Identify all lines in the listing that include the word "годы", and copy them out.

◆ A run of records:
──────────────────────────────
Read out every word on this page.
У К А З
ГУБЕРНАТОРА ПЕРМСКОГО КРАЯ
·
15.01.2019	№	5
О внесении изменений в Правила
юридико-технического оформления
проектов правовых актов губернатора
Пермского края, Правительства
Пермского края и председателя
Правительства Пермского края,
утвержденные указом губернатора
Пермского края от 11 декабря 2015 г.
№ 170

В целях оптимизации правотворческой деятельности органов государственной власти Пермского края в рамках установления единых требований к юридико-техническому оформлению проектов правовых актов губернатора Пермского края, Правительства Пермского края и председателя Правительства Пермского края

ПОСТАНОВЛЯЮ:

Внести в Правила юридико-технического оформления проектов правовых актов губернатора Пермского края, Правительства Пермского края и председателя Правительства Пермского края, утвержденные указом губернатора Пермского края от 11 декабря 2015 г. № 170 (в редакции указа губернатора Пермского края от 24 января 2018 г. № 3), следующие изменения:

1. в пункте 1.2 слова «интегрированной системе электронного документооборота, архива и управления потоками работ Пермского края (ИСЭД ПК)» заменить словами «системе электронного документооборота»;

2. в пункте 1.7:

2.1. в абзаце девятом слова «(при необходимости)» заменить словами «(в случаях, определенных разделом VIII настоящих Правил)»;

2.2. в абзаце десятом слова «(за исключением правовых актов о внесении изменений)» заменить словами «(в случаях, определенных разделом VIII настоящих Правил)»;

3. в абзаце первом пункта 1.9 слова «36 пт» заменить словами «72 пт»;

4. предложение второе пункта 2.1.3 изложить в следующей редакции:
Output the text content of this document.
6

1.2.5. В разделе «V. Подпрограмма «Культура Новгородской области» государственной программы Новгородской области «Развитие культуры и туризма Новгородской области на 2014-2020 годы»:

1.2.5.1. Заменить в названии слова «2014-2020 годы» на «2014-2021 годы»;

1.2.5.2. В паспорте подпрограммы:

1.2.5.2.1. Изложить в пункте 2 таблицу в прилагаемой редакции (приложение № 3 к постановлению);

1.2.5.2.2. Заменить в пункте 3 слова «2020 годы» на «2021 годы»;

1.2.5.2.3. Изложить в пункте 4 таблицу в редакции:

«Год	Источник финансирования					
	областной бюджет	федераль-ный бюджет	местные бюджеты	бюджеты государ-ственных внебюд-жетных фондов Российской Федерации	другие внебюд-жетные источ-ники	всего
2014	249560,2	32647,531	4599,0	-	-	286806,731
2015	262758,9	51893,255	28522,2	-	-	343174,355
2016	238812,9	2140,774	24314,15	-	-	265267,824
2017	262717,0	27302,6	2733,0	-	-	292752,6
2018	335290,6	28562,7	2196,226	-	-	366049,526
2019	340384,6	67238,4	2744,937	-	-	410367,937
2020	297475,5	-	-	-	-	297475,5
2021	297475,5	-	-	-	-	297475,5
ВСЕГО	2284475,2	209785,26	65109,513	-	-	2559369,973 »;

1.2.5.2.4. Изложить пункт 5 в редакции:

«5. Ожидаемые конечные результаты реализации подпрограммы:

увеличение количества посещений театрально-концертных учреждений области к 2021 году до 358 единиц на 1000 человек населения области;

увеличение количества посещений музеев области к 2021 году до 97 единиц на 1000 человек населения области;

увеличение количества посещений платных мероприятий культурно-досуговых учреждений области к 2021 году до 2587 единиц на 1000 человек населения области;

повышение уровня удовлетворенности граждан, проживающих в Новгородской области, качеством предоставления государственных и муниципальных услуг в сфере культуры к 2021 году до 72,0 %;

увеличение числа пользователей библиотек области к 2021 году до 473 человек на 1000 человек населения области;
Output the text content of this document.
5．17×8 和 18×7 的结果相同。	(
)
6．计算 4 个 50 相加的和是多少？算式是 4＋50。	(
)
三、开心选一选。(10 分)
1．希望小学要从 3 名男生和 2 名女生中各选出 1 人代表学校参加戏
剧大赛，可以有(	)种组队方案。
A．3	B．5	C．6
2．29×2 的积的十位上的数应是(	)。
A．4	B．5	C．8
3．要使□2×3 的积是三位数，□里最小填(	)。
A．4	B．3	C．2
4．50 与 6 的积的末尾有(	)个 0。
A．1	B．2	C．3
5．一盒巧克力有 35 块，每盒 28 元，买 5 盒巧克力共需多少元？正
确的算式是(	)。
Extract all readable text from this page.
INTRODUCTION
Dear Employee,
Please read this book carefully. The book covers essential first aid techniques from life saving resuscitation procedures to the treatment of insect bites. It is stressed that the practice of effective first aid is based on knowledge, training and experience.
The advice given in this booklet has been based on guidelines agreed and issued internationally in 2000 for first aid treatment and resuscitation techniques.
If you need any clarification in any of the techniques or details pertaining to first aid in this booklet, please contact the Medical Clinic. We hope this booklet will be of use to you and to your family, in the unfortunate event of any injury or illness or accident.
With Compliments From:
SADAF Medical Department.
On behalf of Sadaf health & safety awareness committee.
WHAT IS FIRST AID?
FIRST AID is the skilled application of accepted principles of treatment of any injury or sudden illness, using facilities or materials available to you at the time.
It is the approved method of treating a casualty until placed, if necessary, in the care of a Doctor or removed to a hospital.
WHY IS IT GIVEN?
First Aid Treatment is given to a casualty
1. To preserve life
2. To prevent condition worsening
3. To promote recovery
──────────────────────────────
◆ Solution to the problem:
1.2.5. В разделе «V. Подпрограмма «Культура Новгородской области» государственной программы Новгородской области «Развитие культуры и туризма Новгородской области на 2014-2020 годы»:
1.2.5.1. Заменить в названии слова «2014-2020 годы» на «2014-2021 годы»;
1.2.5.2.2. Заменить в пункте 3 слова «2020 годы» на «2021 годы»;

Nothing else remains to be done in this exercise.